[What is required] Below are some records: retype them all exactly, but not the pictures.

[Entries]
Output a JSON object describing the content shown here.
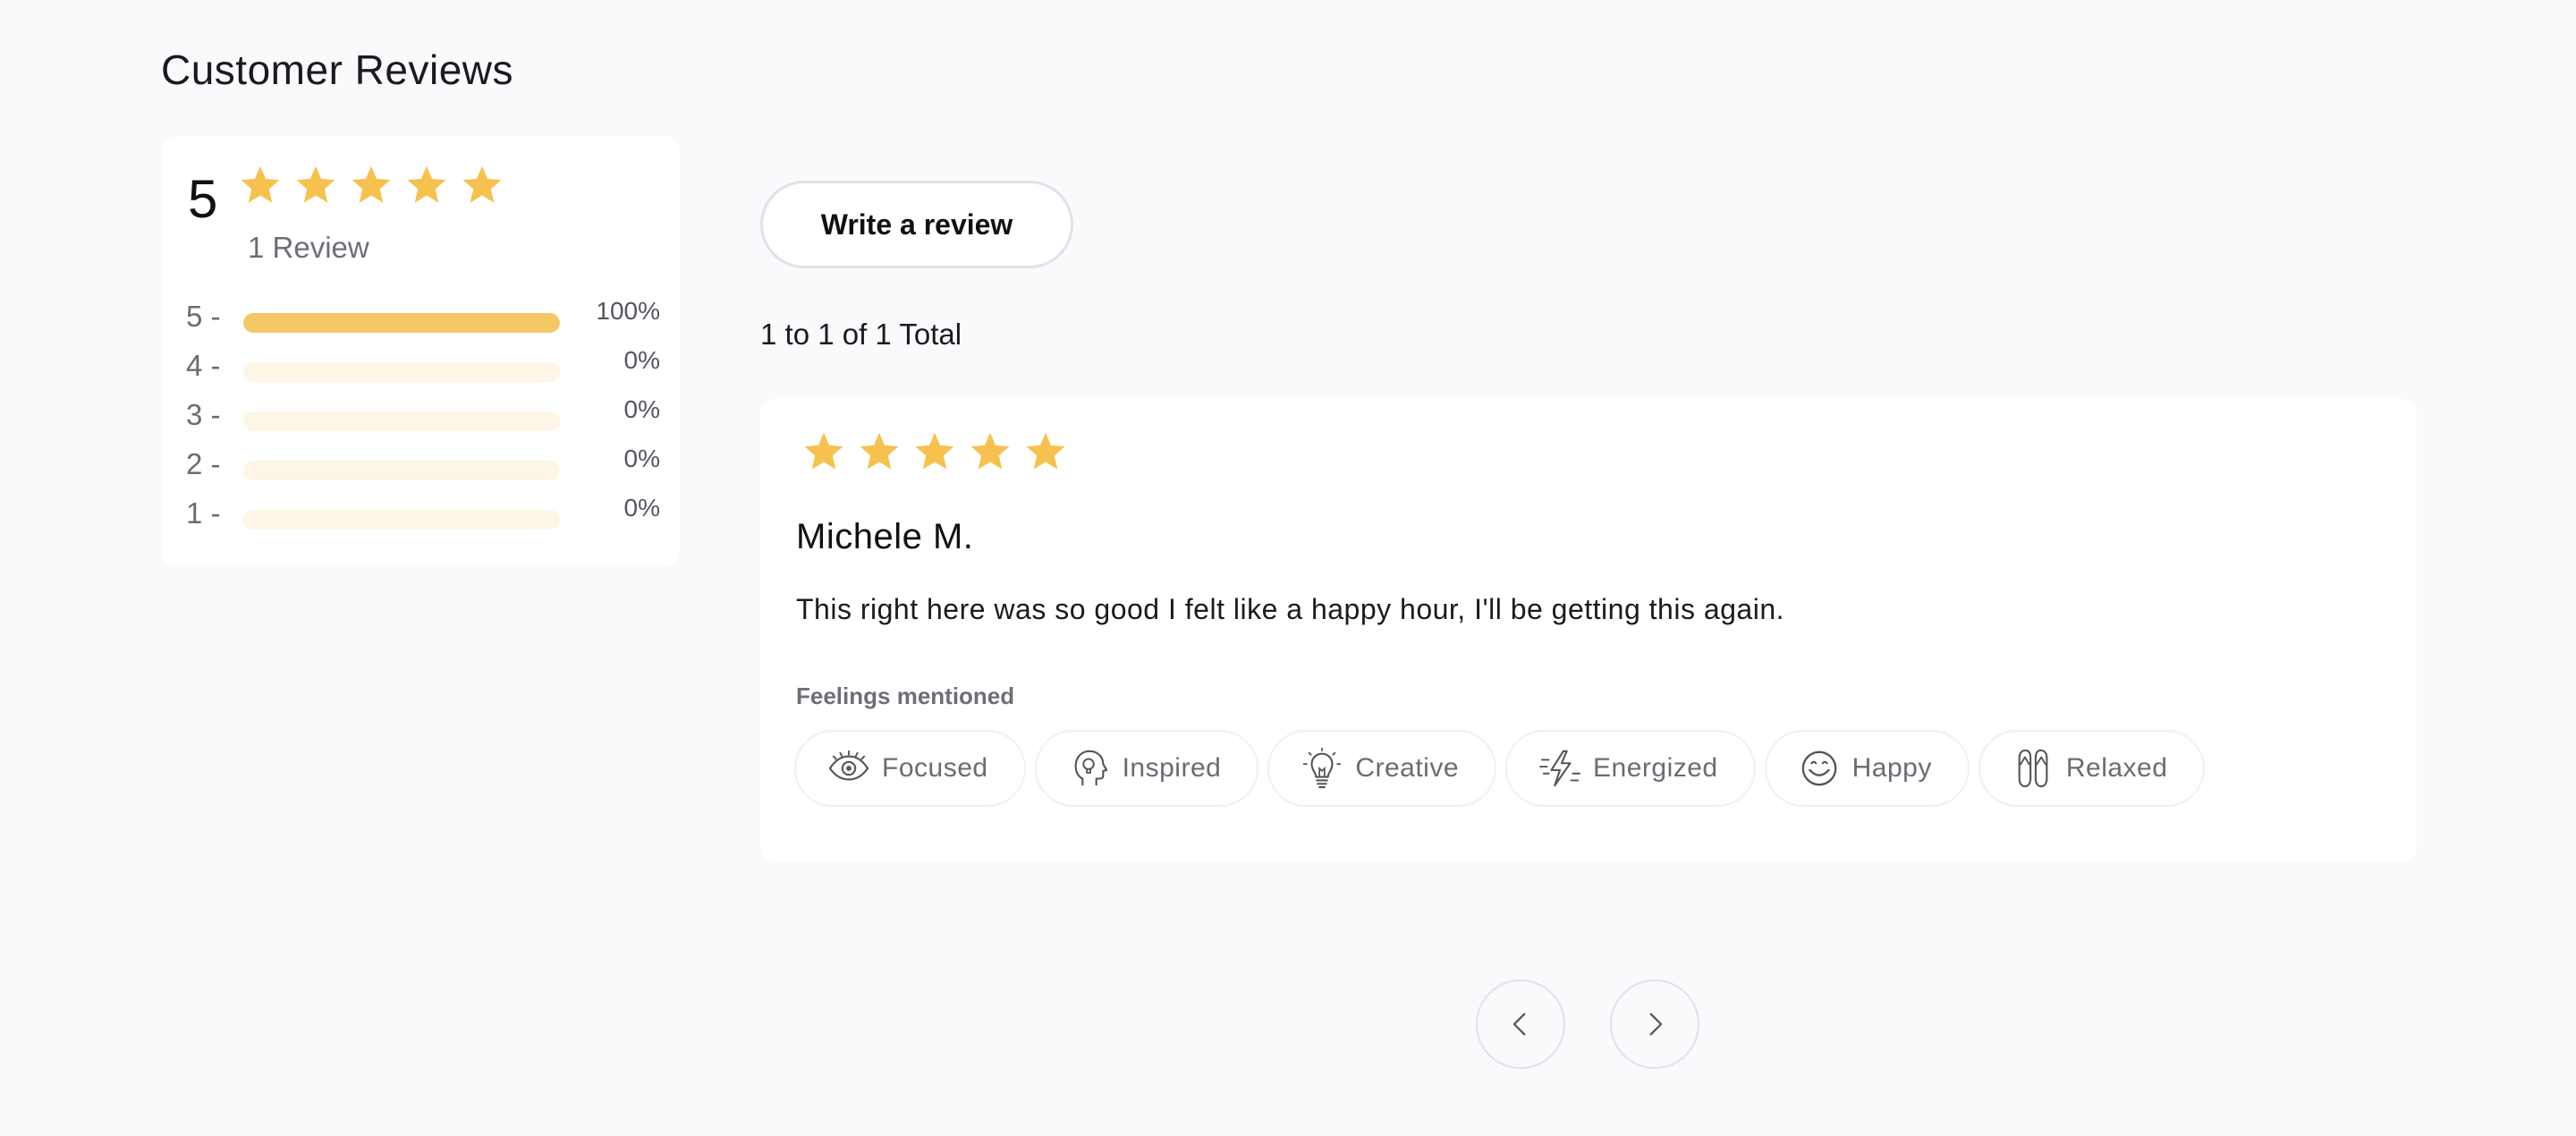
{
  "page": {
    "title": "Customer Reviews"
  },
  "colors": {
    "star": "#f6c14e",
    "bar_fill": "#f4c865",
    "bar_track": "#fdf6e6",
    "background": "#f9fafc"
  },
  "summary": {
    "average": "5",
    "average_stars": 5,
    "review_count": "1 Review",
    "distribution": [
      {
        "label": "5 -",
        "percent_text": "100%",
        "fraction": 1.0
      },
      {
        "label": "4 -",
        "percent_text": "0%",
        "fraction": 0.0
      },
      {
        "label": "3 -",
        "percent_text": "0%",
        "fraction": 0.0
      },
      {
        "label": "2 -",
        "percent_text": "0%",
        "fraction": 0.0
      },
      {
        "label": "1 -",
        "percent_text": "0%",
        "fraction": 0.0
      }
    ]
  },
  "actions": {
    "write_review_label": "Write a review"
  },
  "list": {
    "total_text": "1 to 1 of 1 Total"
  },
  "reviews": [
    {
      "rating": 5,
      "author": "Michele M.",
      "body": "This right here was so good I felt like a happy hour, I'll be getting this again.",
      "feelings_heading": "Feelings mentioned",
      "feelings": [
        {
          "label": "Focused",
          "icon": "eye-icon"
        },
        {
          "label": "Inspired",
          "icon": "head-idea-icon"
        },
        {
          "label": "Creative",
          "icon": "lightbulb-icon"
        },
        {
          "label": "Energized",
          "icon": "lightning-icon"
        },
        {
          "label": "Happy",
          "icon": "smiley-icon"
        },
        {
          "label": "Relaxed",
          "icon": "flip-flops-icon"
        }
      ]
    }
  ],
  "pagination": {
    "prev_icon": "chevron-left-icon",
    "next_icon": "chevron-right-icon"
  }
}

[Written answer]
Output a JSON object describing the content shown here.
{
  "page": {
    "title": "Customer Reviews"
  },
  "colors": {
    "star": "#f6c14e",
    "bar_fill": "#f4c865",
    "bar_track": "#fdf6e6",
    "background": "#f9fafc"
  },
  "summary": {
    "average": "5",
    "average_stars": 5,
    "review_count": "1 Review",
    "distribution": [
      {
        "label": "5 -",
        "percent_text": "100%",
        "fraction": 1.0
      },
      {
        "label": "4 -",
        "percent_text": "0%",
        "fraction": 0.0
      },
      {
        "label": "3 -",
        "percent_text": "0%",
        "fraction": 0.0
      },
      {
        "label": "2 -",
        "percent_text": "0%",
        "fraction": 0.0
      },
      {
        "label": "1 -",
        "percent_text": "0%",
        "fraction": 0.0
      }
    ]
  },
  "actions": {
    "write_review_label": "Write a review"
  },
  "list": {
    "total_text": "1 to 1 of 1 Total"
  },
  "reviews": [
    {
      "rating": 5,
      "author": "Michele M.",
      "body": "This right here was so good I felt like a happy hour, I'll be getting this again.",
      "feelings_heading": "Feelings mentioned",
      "feelings": [
        {
          "label": "Focused",
          "icon": "eye-icon"
        },
        {
          "label": "Inspired",
          "icon": "head-idea-icon"
        },
        {
          "label": "Creative",
          "icon": "lightbulb-icon"
        },
        {
          "label": "Energized",
          "icon": "lightning-icon"
        },
        {
          "label": "Happy",
          "icon": "smiley-icon"
        },
        {
          "label": "Relaxed",
          "icon": "flip-flops-icon"
        }
      ]
    }
  ],
  "pagination": {
    "prev_icon": "chevron-left-icon",
    "next_icon": "chevron-right-icon"
  }
}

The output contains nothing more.